## Your task
Give the number of lines that include the word "služby", and nothing else.
╭──
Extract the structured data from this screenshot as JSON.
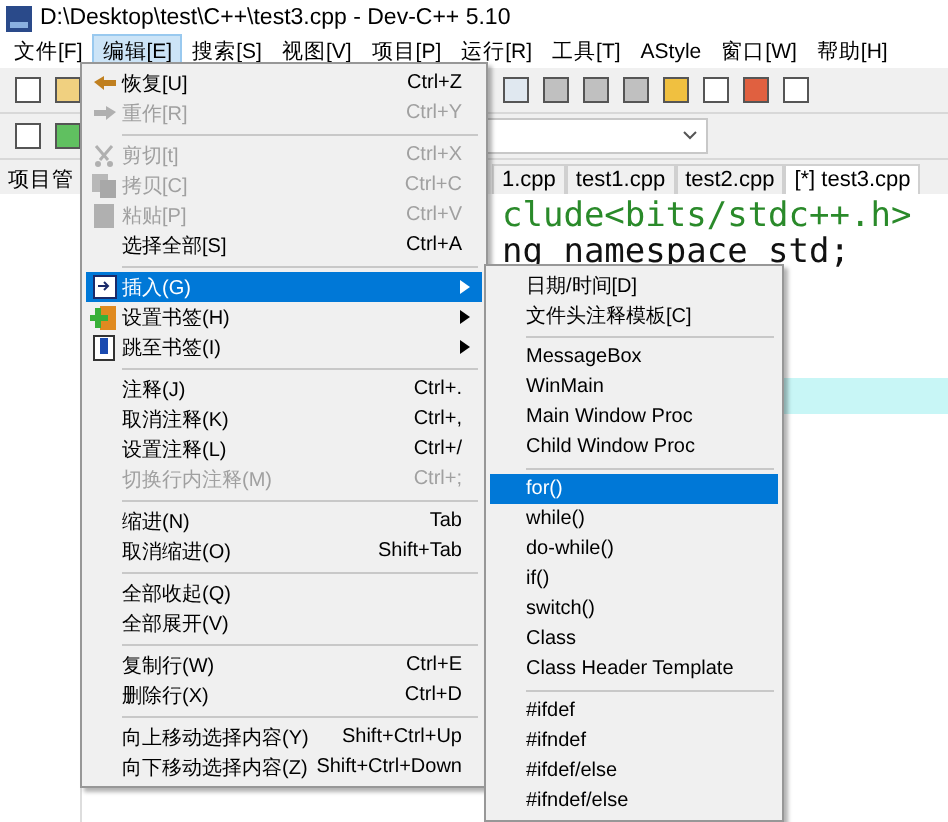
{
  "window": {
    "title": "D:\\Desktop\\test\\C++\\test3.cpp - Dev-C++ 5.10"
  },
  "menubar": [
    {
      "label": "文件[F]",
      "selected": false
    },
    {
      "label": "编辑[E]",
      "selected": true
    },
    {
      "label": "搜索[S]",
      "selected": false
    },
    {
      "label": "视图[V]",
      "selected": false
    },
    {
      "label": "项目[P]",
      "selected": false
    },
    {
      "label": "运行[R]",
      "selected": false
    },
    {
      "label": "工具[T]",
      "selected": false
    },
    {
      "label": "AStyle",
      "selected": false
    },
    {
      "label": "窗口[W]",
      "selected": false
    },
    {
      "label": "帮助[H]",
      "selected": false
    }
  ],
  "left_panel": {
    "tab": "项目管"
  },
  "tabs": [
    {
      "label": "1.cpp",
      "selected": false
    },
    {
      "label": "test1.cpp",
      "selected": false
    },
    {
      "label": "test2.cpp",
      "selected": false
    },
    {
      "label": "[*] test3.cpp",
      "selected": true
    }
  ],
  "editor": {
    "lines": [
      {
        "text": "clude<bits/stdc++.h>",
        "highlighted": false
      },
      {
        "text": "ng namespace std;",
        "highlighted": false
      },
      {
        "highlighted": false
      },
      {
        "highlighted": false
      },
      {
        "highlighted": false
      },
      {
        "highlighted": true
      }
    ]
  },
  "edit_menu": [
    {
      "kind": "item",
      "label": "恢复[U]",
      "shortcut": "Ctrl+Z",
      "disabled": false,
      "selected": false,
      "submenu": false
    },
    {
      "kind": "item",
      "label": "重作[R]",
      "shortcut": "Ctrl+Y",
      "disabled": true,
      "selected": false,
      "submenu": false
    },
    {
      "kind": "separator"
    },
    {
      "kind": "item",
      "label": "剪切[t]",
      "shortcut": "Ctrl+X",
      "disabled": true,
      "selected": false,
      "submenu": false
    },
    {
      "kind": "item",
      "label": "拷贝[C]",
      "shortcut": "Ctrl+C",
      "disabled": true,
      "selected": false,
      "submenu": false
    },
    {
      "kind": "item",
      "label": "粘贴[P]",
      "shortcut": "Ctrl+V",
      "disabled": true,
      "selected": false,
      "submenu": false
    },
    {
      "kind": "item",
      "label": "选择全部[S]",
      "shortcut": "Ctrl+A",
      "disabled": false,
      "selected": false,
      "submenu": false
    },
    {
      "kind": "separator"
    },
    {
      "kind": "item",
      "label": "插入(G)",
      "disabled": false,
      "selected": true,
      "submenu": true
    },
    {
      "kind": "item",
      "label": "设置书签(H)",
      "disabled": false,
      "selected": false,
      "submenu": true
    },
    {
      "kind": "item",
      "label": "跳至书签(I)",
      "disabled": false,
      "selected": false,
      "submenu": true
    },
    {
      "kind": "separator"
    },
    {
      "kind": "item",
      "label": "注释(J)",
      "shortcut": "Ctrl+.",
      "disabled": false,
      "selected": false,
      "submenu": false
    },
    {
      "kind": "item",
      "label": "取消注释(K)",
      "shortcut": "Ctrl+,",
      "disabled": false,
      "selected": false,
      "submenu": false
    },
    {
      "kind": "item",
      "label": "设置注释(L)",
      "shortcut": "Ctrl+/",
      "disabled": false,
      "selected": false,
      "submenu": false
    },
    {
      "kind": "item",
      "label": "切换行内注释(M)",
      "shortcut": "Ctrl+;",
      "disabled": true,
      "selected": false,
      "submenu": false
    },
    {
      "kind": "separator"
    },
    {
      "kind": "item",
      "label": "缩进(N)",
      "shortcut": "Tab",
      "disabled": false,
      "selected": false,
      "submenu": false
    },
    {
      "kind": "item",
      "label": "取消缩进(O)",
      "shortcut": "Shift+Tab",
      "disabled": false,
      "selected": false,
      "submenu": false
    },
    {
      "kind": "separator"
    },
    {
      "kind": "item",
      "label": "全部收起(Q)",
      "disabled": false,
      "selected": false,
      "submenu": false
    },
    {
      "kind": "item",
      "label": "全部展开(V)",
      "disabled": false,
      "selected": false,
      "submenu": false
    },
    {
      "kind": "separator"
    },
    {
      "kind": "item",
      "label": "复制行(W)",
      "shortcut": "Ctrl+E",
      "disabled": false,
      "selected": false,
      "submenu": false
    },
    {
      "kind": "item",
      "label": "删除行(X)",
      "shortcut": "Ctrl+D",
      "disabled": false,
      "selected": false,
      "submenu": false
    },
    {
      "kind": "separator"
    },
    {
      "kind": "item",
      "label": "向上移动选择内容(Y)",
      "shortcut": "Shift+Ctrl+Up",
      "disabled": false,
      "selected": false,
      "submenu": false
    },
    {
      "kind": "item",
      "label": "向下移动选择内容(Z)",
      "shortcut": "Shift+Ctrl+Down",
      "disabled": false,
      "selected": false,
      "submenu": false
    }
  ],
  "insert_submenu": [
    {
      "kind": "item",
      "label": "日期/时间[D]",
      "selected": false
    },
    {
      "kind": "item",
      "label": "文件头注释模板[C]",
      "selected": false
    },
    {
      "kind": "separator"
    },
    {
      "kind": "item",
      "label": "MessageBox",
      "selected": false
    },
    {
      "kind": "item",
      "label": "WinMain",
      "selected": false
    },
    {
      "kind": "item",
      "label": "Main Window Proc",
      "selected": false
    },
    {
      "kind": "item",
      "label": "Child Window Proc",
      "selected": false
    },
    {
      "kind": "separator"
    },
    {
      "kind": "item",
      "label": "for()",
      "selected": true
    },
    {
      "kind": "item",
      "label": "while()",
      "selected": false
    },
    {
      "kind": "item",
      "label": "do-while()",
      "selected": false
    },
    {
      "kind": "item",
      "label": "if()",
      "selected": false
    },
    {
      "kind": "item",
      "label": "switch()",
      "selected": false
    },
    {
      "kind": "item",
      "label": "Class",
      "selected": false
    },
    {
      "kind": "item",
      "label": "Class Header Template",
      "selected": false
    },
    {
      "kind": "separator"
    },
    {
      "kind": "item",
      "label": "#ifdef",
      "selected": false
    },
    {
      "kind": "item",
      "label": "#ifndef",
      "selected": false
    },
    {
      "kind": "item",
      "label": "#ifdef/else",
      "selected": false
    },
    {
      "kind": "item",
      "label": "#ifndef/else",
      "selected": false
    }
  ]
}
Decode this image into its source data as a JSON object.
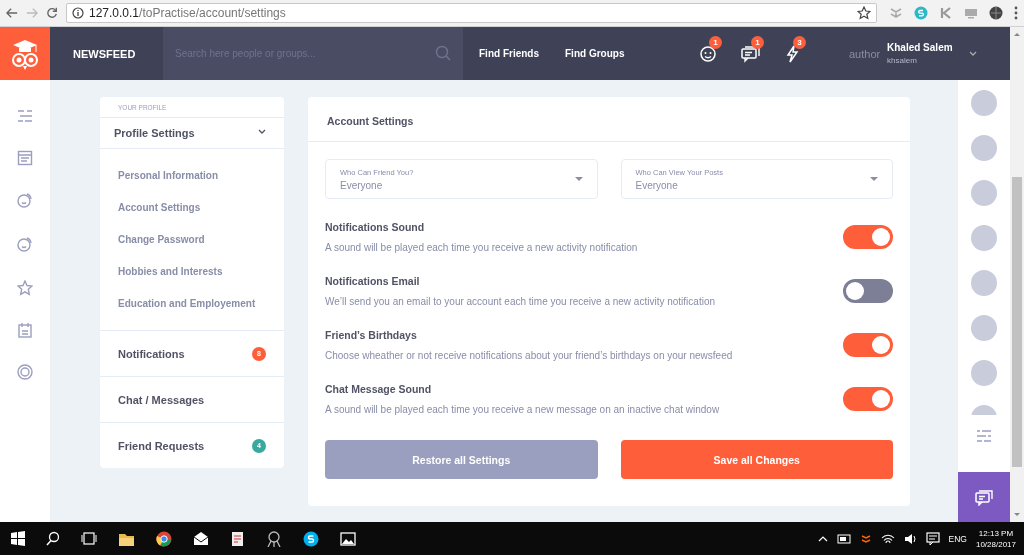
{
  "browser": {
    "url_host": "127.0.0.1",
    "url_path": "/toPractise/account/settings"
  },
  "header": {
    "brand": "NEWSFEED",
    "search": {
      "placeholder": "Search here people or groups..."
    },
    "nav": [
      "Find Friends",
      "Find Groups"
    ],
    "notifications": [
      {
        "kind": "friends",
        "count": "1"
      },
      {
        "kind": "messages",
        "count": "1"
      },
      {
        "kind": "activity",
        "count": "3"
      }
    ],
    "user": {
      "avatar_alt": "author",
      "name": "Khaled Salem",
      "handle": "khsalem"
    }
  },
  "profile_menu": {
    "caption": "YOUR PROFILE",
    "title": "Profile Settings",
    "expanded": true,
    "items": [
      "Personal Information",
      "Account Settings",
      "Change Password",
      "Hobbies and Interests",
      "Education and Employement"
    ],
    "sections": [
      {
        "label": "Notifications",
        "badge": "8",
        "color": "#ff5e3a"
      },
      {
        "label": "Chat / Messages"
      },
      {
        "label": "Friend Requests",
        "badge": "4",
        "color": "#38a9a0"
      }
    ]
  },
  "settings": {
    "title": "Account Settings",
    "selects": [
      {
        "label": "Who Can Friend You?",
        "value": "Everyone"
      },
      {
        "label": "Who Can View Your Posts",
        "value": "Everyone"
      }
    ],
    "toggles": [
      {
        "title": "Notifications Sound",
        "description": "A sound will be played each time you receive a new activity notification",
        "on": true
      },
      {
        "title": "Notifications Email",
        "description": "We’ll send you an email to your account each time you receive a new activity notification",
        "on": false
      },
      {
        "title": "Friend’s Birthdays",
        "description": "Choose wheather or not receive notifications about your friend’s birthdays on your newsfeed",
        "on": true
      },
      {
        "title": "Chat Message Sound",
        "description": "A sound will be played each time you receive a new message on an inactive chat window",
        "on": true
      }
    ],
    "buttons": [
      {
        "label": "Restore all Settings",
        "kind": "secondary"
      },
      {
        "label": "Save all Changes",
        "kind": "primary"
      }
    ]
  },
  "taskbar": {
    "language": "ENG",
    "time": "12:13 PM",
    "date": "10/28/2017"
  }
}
╰──
╭──
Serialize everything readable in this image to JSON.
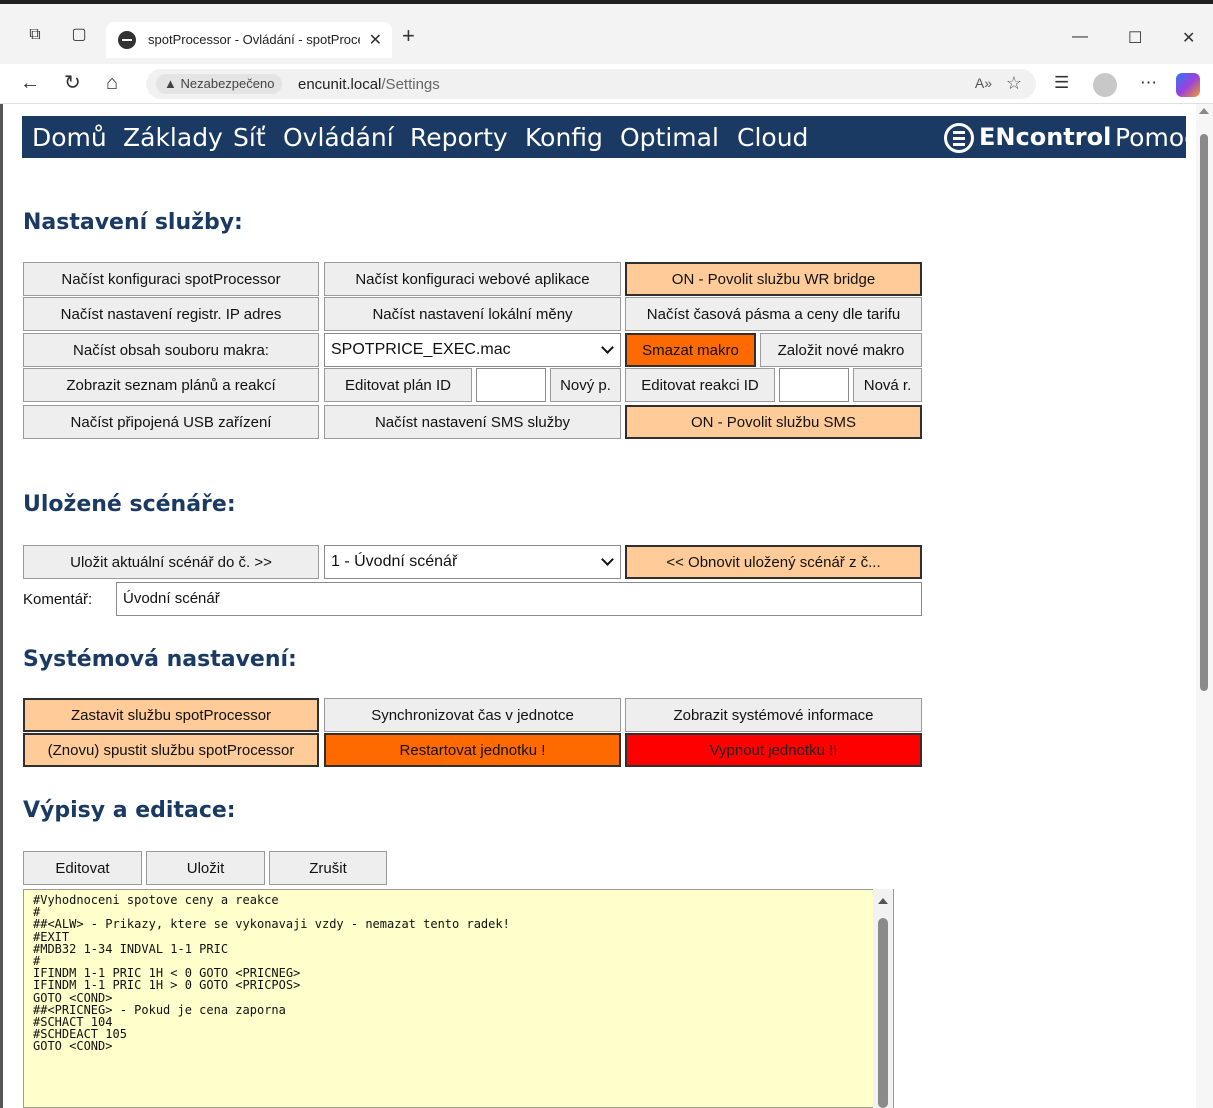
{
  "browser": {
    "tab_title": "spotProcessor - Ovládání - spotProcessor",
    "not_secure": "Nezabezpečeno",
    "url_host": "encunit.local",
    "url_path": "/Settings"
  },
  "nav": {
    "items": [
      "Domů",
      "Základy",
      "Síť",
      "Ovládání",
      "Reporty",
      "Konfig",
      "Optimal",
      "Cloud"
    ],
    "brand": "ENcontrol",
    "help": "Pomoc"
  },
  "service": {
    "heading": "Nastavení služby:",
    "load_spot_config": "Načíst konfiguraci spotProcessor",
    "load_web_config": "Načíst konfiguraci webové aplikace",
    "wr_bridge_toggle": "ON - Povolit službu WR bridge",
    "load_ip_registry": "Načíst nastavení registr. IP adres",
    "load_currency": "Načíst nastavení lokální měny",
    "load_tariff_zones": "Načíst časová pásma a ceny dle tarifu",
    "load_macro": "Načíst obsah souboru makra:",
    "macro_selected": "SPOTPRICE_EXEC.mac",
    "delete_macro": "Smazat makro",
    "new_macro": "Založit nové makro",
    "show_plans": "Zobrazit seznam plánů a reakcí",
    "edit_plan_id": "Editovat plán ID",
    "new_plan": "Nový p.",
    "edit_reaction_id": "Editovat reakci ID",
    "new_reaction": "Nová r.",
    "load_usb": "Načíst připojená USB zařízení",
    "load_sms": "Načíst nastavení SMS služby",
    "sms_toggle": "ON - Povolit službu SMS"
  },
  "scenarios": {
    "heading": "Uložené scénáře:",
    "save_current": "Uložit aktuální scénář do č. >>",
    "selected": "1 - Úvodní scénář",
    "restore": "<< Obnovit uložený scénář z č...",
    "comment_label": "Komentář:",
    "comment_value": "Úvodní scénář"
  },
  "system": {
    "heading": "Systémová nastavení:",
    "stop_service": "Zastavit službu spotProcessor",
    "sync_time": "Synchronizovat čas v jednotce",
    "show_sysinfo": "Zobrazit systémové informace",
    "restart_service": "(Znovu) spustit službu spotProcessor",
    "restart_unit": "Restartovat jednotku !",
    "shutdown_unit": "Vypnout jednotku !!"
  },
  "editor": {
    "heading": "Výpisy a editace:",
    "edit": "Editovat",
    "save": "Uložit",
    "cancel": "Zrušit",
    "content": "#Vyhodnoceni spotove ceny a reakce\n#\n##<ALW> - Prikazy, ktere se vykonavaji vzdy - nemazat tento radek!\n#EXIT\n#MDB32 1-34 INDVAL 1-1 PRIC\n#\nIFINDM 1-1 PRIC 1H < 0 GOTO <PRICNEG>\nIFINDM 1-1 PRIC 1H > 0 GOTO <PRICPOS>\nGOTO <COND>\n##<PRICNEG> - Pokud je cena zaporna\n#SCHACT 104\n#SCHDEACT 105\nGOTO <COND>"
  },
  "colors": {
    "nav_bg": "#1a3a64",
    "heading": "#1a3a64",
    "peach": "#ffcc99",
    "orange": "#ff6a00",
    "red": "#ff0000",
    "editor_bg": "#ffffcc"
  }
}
╰──
## Response to the task
2